Excerpted passage
start

Kwara-based Civil Society Organisation, Brain Builders Youth Development Initiative has taken a deep search into the strengths and weaknesses of the 2022 Kwara State Budget that was presented to the State House of Assembly by Governor Abdulrahman Abdulrazaq.

Tagged: “Budget of Sustained Reformation for Inclusive Growth,” the Appropriation Bill leaves some questions and reservations on its wholeness and transparency.

A cursory look at the budget proposals by the BBYDI shows a regularity in overspending and wastage by the Kwara State government. In some areas, one would be surprised to think Kwara is to have a jamboree in the 2022 fiscal year.

The Breakdown

For Budget Code Number 22021001 which represents Refreshment and Meals, the state government allocated the sum of N167,879, 301 when just N65,525,880 of the N145,610,463 budgeted for the same purpose in the 2021 budge was spent as at September last year. The remaining amount allocated for refreshments in last year’s budget could have been allocated for the 2022 budget, rather than attempt another splurge on state funds. BBYDI believes this is a reckless and inefficient management of resources and budgetary principles. We ask that what’s the fate of balance of the amount allocated for the same purpose in 2021?

We expected the previous year’s allocation and spending to guide subsequent years.

The sum of N554,069,992 has been sidelined for Publicity and Adverts in the 2022 budget. This beggars belief as it’s difficult to understand how much publicity the Kwara State government wants to embark upon. In the past, we haven’t seen enough of this and if previous years and the administration’s approach are anything to go by, there is the need for immediate explanations of the need for this huge allocation for Publicity and Adverts.

end

Given instruction
Copy the stretch of the passage on the 2022 Kwara State Budget from "Kwara-based Civil Society" through "2022 fiscal year.", replacing "jamboree" with "spending spree". The records are not needed for this work.

Given entries
start

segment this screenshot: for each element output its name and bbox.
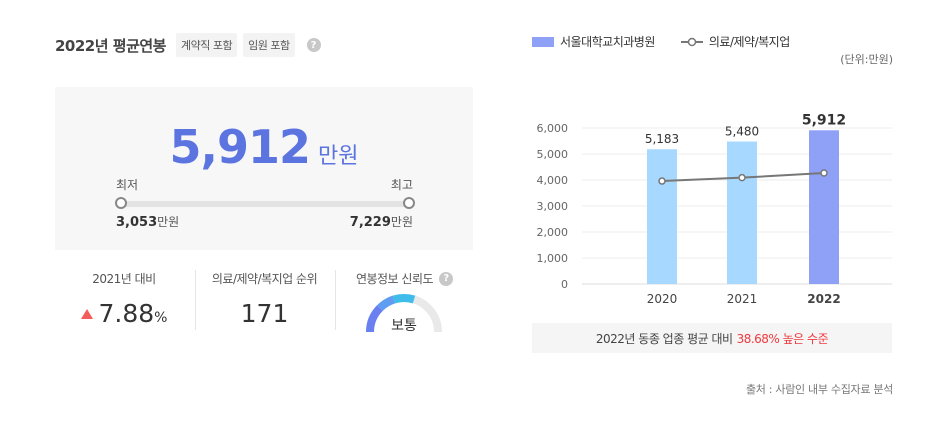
tag-contract: 계약직 포함 <box>175 33 238 57</box>
growth-label: 2021년 대비 <box>92 272 156 286</box>
reliability-label-row: 연봉정보 신뢰도? <box>336 270 473 287</box>
x-tick-label: 2022 <box>807 292 840 306</box>
chart-y-axis: 0 1,000 2,000 3,000 4,000 5,000 6,000 <box>537 122 569 291</box>
average-salary-value: 5,912 <box>169 120 312 174</box>
salary-range-track <box>121 201 409 207</box>
bar <box>647 149 677 284</box>
line-point <box>658 177 666 185</box>
average-salary-panel: 5,912 만원 최저 최고 3,053만원 7,229만원 <box>55 87 473 250</box>
salary-header: 2022년 평균연봉 계약직 포함 임원 포함 ? <box>55 33 321 57</box>
up-arrow-icon <box>80 309 93 319</box>
growth-unit: % <box>154 310 168 326</box>
x-tick-label: 2021 <box>727 292 758 306</box>
y-tick-label: 6,000 <box>537 122 569 135</box>
chart-bars: 5,183 5,480 5,912 <box>645 112 846 284</box>
range-max-marker <box>403 197 415 209</box>
reliability-value: 보통 <box>391 318 417 334</box>
max-label: 최고 <box>390 178 413 192</box>
legend-item-bar: 서울대학교치과병원 <box>532 33 655 50</box>
line-point <box>738 173 746 182</box>
source-note: 출처 : 사람인 내부 수집자료 분석 <box>745 383 893 396</box>
average-salary-unit: 만원 <box>318 144 359 169</box>
x-tick-label: 2020 <box>647 292 678 306</box>
growth-stat: 2021년 대비 7.88% <box>55 270 193 330</box>
average-salary: 5,912 만원 <box>55 120 473 174</box>
y-tick-label: 1,000 <box>537 252 569 265</box>
max-salary-value: 7,229 <box>349 215 391 230</box>
growth-value-row: 7.88% <box>55 299 193 328</box>
line-point <box>820 169 828 177</box>
min-salary-unit: 만원 <box>157 215 180 229</box>
max-salary: 7,229만원 <box>350 213 413 230</box>
bar-value-label: 5,183 <box>645 132 679 146</box>
growth-value: 7.88 <box>98 299 155 328</box>
tag-executive: 임원 포함 <box>243 33 295 57</box>
min-salary-value: 3,053 <box>116 215 158 230</box>
max-salary-unit: 만원 <box>390 215 413 229</box>
rank-label: 의료/제약/복지업 순위 <box>211 272 318 286</box>
legend-item-line: 의료/제약/복지업 <box>680 33 790 50</box>
bar-value-label: 5,912 <box>802 112 846 128</box>
rank-value: 171 <box>240 299 289 328</box>
reliability-stat: 연봉정보 신뢰도? 보통 <box>335 270 473 334</box>
salary-chart: 0 1,000 2,000 3,000 4,000 5,000 6,000 5,183 5,4… <box>537 112 892 306</box>
legend-bar-label: 서울대학교치과병원 <box>560 35 655 49</box>
help-icon[interactable]: ? <box>439 271 454 286</box>
y-tick-label: 5,000 <box>537 148 569 161</box>
page-title: 2022년 평균연봉 <box>55 36 166 55</box>
chart-x-axis: 2020 2021 2022 <box>647 292 841 306</box>
y-tick-label: 0 <box>561 278 568 291</box>
y-tick-label: 4,000 <box>537 174 569 187</box>
unit-note: (단위:만원) <box>840 53 893 66</box>
chart-legend: 서울대학교치과병원 의료/제약/복지업 <box>532 33 816 50</box>
y-tick-label: 2,000 <box>537 226 569 239</box>
rank-stat: 의료/제약/복지업 순위 171 <box>195 270 333 330</box>
gauge-segment-low <box>366 305 383 333</box>
min-salary: 3,053만원 <box>116 213 179 230</box>
help-icon[interactable]: ? <box>306 38 321 52</box>
industry-comparison: 2022년 동종 업종 평균 대비 38.68% 높은 수준 <box>532 323 892 353</box>
reliability-label: 연봉정보 신뢰도 <box>355 272 434 286</box>
comparison-highlight: 38.68% 높은 수준 <box>736 331 829 346</box>
comparison-text: 2022년 동종 업종 평균 대비 <box>595 331 733 346</box>
gauge-segment-mid-low <box>377 295 396 311</box>
legend-bar-swatch <box>532 36 554 47</box>
gauge-segment-mid <box>392 294 416 304</box>
min-label: 최저 <box>116 178 139 192</box>
bar <box>727 141 757 284</box>
range-min-marker <box>115 197 127 209</box>
bar <box>809 130 839 284</box>
legend-line-swatch <box>680 37 703 46</box>
bar-value-label: 5,480 <box>725 125 759 139</box>
legend-line-label: 의료/제약/복지업 <box>708 35 790 49</box>
reliability-gauge: 보통 <box>366 294 442 334</box>
y-tick-label: 3,000 <box>537 200 569 213</box>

end

Full output
Kwara-based Civil Society Organisation, Brain Builders Youth Development Initiative has taken a deep search into the strengths and weaknesses of the 2022 Kwara State Budget that was presented to the State House of Assembly by Governor Abdulrahman Abdulrazaq.

Tagged: “Budget of Sustained Reformation for Inclusive Growth,” the Appropriation Bill leaves some questions and reservations on its wholeness and transparency.

A cursory look at the budget proposals by the BBYDI shows a regularity in overspending and wastage by the Kwara State government. In some areas, one would be surprised to think Kwara is to have a spending spree in the 2022 fiscal year.